(Extracted data entries)

++++++++

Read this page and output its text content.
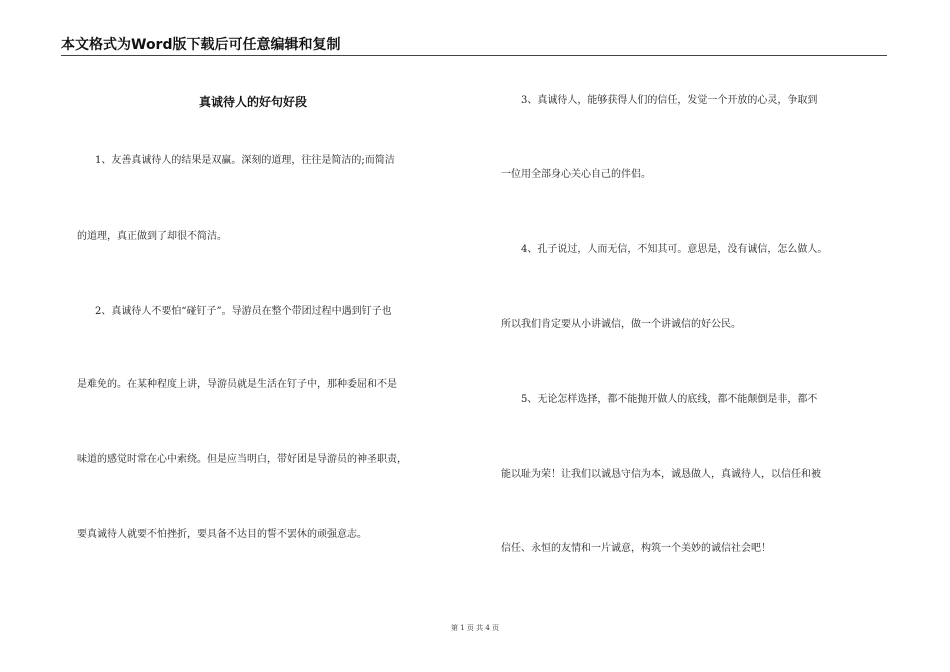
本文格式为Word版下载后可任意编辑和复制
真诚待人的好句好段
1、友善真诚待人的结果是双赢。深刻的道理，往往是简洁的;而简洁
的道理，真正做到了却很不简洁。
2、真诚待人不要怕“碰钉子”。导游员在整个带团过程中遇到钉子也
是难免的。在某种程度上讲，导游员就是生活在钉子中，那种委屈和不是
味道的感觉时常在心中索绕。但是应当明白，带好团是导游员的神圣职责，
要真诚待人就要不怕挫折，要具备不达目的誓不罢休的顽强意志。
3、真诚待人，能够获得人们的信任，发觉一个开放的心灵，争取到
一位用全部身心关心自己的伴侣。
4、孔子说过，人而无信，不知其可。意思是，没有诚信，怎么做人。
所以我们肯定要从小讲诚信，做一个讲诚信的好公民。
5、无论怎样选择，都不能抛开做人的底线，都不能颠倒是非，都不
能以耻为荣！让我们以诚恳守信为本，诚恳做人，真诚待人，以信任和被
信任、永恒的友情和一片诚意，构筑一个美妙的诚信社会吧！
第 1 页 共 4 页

++++++++

Quote the records in full and exactly; skip any image.

_RESPONSE TO THE TASK_.
Read this page and output its text content.
本文格式为Word版下载后可任意编辑和复制
真诚待人的好句好段
1、友善真诚待人的结果是双赢。深刻的道理，往往是简洁的;而简洁
的道理，真正做到了却很不简洁。
2、真诚待人不要怕“碰钉子”。导游员在整个带团过程中遇到钉子也
是难免的。在某种程度上讲，导游员就是生活在钉子中，那种委屈和不是
味道的感觉时常在心中索绕。但是应当明白，带好团是导游员的神圣职责，
要真诚待人就要不怕挫折，要具备不达目的誓不罢休的顽强意志。
3、真诚待人，能够获得人们的信任，发觉一个开放的心灵，争取到
一位用全部身心关心自己的伴侣。
4、孔子说过，人而无信，不知其可。意思是，没有诚信，怎么做人。
所以我们肯定要从小讲诚信，做一个讲诚信的好公民。
5、无论怎样选择，都不能抛开做人的底线，都不能颠倒是非，都不
能以耻为荣！让我们以诚恳守信为本，诚恳做人，真诚待人，以信任和被
信任、永恒的友情和一片诚意，构筑一个美妙的诚信社会吧！
第 1 页 共 4 页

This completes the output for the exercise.